Data tied to figure images:
=-=-=-=-=

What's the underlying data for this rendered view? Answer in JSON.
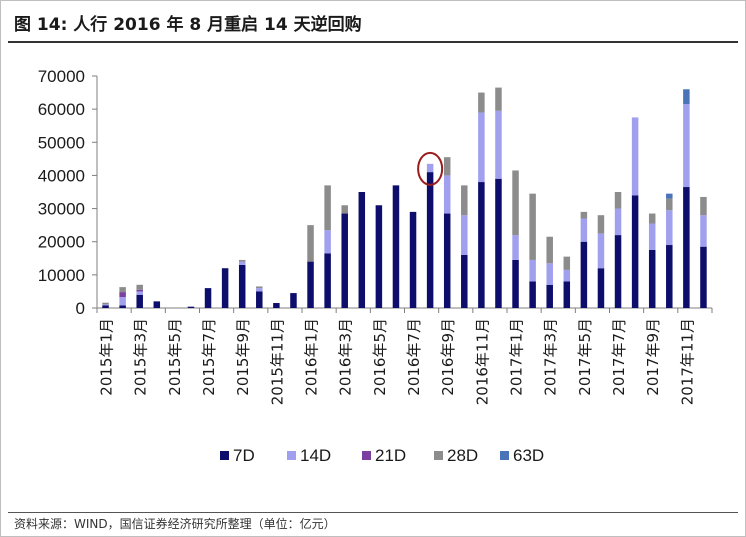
{
  "header": {
    "title": "图 14: 人行 2016 年 8 月重启 14 天逆回购"
  },
  "footer": {
    "source": "资料来源：WIND，国信证券经济研究所整理（单位：亿元）"
  },
  "colors": {
    "7D": "#0d0d6b",
    "14D": "#a0a0ee",
    "21D": "#7b3fa0",
    "28D": "#8c8c8c",
    "63D": "#4a74b8",
    "highlight": "#9b1c1c"
  },
  "chart_data": {
    "type": "bar",
    "stacked": true,
    "title": "",
    "xlabel": "",
    "ylabel": "",
    "ylim": [
      0,
      70000
    ],
    "yticks": [
      0,
      10000,
      20000,
      30000,
      40000,
      50000,
      60000,
      70000
    ],
    "categories": [
      "2015年1月",
      "2015年2月",
      "2015年3月",
      "2015年4月",
      "2015年5月",
      "2015年6月",
      "2015年7月",
      "2015年8月",
      "2015年9月",
      "2015年10月",
      "2015年11月",
      "2015年12月",
      "2016年1月",
      "2016年2月",
      "2016年3月",
      "2016年4月",
      "2016年5月",
      "2016年6月",
      "2016年7月",
      "2016年8月",
      "2016年9月",
      "2016年10月",
      "2016年11月",
      "2016年12月",
      "2017年1月",
      "2017年2月",
      "2017年3月",
      "2017年4月",
      "2017年5月",
      "2017年6月",
      "2017年7月",
      "2017年8月",
      "2017年9月",
      "2017年10月",
      "2017年11月",
      "2017年12月"
    ],
    "xtick_labels": [
      "2015年1月",
      "2015年3月",
      "2015年5月",
      "2015年7月",
      "2015年9月",
      "2015年11月",
      "2016年1月",
      "2016年3月",
      "2016年5月",
      "2016年7月",
      "2016年9月",
      "2016年11月",
      "2017年1月",
      "2017年3月",
      "2017年5月",
      "2017年7月",
      "2017年9月",
      "2017年11月"
    ],
    "series": [
      {
        "name": "7D",
        "values": [
          800,
          800,
          4000,
          2000,
          0,
          400,
          6000,
          12000,
          13000,
          5000,
          1500,
          4500,
          14000,
          16500,
          28500,
          35000,
          31000,
          37000,
          29000,
          41000,
          28500,
          16000,
          38000,
          39000,
          14500,
          8000,
          7000,
          8000,
          20000,
          12000,
          22000,
          34000,
          17500,
          19000,
          36500,
          18500
        ]
      },
      {
        "name": "14D",
        "values": [
          300,
          2500,
          1000,
          0,
          0,
          0,
          0,
          0,
          1000,
          1000,
          0,
          0,
          0,
          7000,
          0,
          0,
          0,
          0,
          0,
          2500,
          11500,
          12000,
          21000,
          20500,
          7500,
          6500,
          6500,
          3500,
          7000,
          10500,
          8000,
          23500,
          8000,
          10500,
          25000,
          9500
        ]
      },
      {
        "name": "21D",
        "values": [
          0,
          1500,
          500,
          0,
          0,
          0,
          0,
          0,
          0,
          0,
          0,
          0,
          0,
          0,
          0,
          0,
          0,
          0,
          0,
          0,
          0,
          0,
          0,
          0,
          0,
          0,
          0,
          0,
          0,
          0,
          0,
          0,
          0,
          0,
          0,
          0
        ]
      },
      {
        "name": "28D",
        "values": [
          500,
          1500,
          1500,
          0,
          0,
          0,
          0,
          0,
          500,
          500,
          0,
          0,
          11000,
          13500,
          2500,
          0,
          0,
          0,
          0,
          0,
          5500,
          9000,
          6000,
          7000,
          19500,
          20000,
          8000,
          4000,
          2000,
          5500,
          5000,
          0,
          3000,
          3500,
          0,
          5500
        ]
      },
      {
        "name": "63D",
        "values": [
          0,
          0,
          0,
          0,
          0,
          0,
          0,
          0,
          0,
          0,
          0,
          0,
          0,
          0,
          0,
          0,
          0,
          0,
          0,
          0,
          0,
          0,
          0,
          0,
          0,
          0,
          0,
          0,
          0,
          0,
          0,
          0,
          0,
          1500,
          4500,
          0
        ]
      }
    ],
    "legend": [
      "7D",
      "14D",
      "21D",
      "28D",
      "63D"
    ],
    "legend_position": "bottom",
    "grid": false,
    "annotation": {
      "type": "circle",
      "category": "2016年8月"
    }
  }
}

=-=-=-=-=

Request: Make an exact copy of all the material, but keep the pictures out of it.

The response:
What's the underlying data for this rendered view? Answer in JSON.
{
  "header": {
    "title": "图 14: 人行 2016 年 8 月重启 14 天逆回购"
  },
  "footer": {
    "source": "资料来源：WIND，国信证券经济研究所整理（单位：亿元）"
  },
  "colors": {
    "7D": "#0d0d6b",
    "14D": "#a0a0ee",
    "21D": "#7b3fa0",
    "28D": "#8c8c8c",
    "63D": "#4a74b8",
    "highlight": "#9b1c1c"
  },
  "chart_data": {
    "type": "bar",
    "stacked": true,
    "title": "",
    "xlabel": "",
    "ylabel": "",
    "ylim": [
      0,
      70000
    ],
    "yticks": [
      0,
      10000,
      20000,
      30000,
      40000,
      50000,
      60000,
      70000
    ],
    "categories": [
      "2015年1月",
      "2015年2月",
      "2015年3月",
      "2015年4月",
      "2015年5月",
      "2015年6月",
      "2015年7月",
      "2015年8月",
      "2015年9月",
      "2015年10月",
      "2015年11月",
      "2015年12月",
      "2016年1月",
      "2016年2月",
      "2016年3月",
      "2016年4月",
      "2016年5月",
      "2016年6月",
      "2016年7月",
      "2016年8月",
      "2016年9月",
      "2016年10月",
      "2016年11月",
      "2016年12月",
      "2017年1月",
      "2017年2月",
      "2017年3月",
      "2017年4月",
      "2017年5月",
      "2017年6月",
      "2017年7月",
      "2017年8月",
      "2017年9月",
      "2017年10月",
      "2017年11月",
      "2017年12月"
    ],
    "xtick_labels": [
      "2015年1月",
      "2015年3月",
      "2015年5月",
      "2015年7月",
      "2015年9月",
      "2015年11月",
      "2016年1月",
      "2016年3月",
      "2016年5月",
      "2016年7月",
      "2016年9月",
      "2016年11月",
      "2017年1月",
      "2017年3月",
      "2017年5月",
      "2017年7月",
      "2017年9月",
      "2017年11月"
    ],
    "series": [
      {
        "name": "7D",
        "values": [
          800,
          800,
          4000,
          2000,
          0,
          400,
          6000,
          12000,
          13000,
          5000,
          1500,
          4500,
          14000,
          16500,
          28500,
          35000,
          31000,
          37000,
          29000,
          41000,
          28500,
          16000,
          38000,
          39000,
          14500,
          8000,
          7000,
          8000,
          20000,
          12000,
          22000,
          34000,
          17500,
          19000,
          36500,
          18500
        ]
      },
      {
        "name": "14D",
        "values": [
          300,
          2500,
          1000,
          0,
          0,
          0,
          0,
          0,
          1000,
          1000,
          0,
          0,
          0,
          7000,
          0,
          0,
          0,
          0,
          0,
          2500,
          11500,
          12000,
          21000,
          20500,
          7500,
          6500,
          6500,
          3500,
          7000,
          10500,
          8000,
          23500,
          8000,
          10500,
          25000,
          9500
        ]
      },
      {
        "name": "21D",
        "values": [
          0,
          1500,
          500,
          0,
          0,
          0,
          0,
          0,
          0,
          0,
          0,
          0,
          0,
          0,
          0,
          0,
          0,
          0,
          0,
          0,
          0,
          0,
          0,
          0,
          0,
          0,
          0,
          0,
          0,
          0,
          0,
          0,
          0,
          0,
          0,
          0
        ]
      },
      {
        "name": "28D",
        "values": [
          500,
          1500,
          1500,
          0,
          0,
          0,
          0,
          0,
          500,
          500,
          0,
          0,
          11000,
          13500,
          2500,
          0,
          0,
          0,
          0,
          0,
          5500,
          9000,
          6000,
          7000,
          19500,
          20000,
          8000,
          4000,
          2000,
          5500,
          5000,
          0,
          3000,
          3500,
          0,
          5500
        ]
      },
      {
        "name": "63D",
        "values": [
          0,
          0,
          0,
          0,
          0,
          0,
          0,
          0,
          0,
          0,
          0,
          0,
          0,
          0,
          0,
          0,
          0,
          0,
          0,
          0,
          0,
          0,
          0,
          0,
          0,
          0,
          0,
          0,
          0,
          0,
          0,
          0,
          0,
          1500,
          4500,
          0
        ]
      }
    ],
    "legend": [
      "7D",
      "14D",
      "21D",
      "28D",
      "63D"
    ],
    "legend_position": "bottom",
    "grid": false,
    "annotation": {
      "type": "circle",
      "category": "2016年8月"
    }
  }
}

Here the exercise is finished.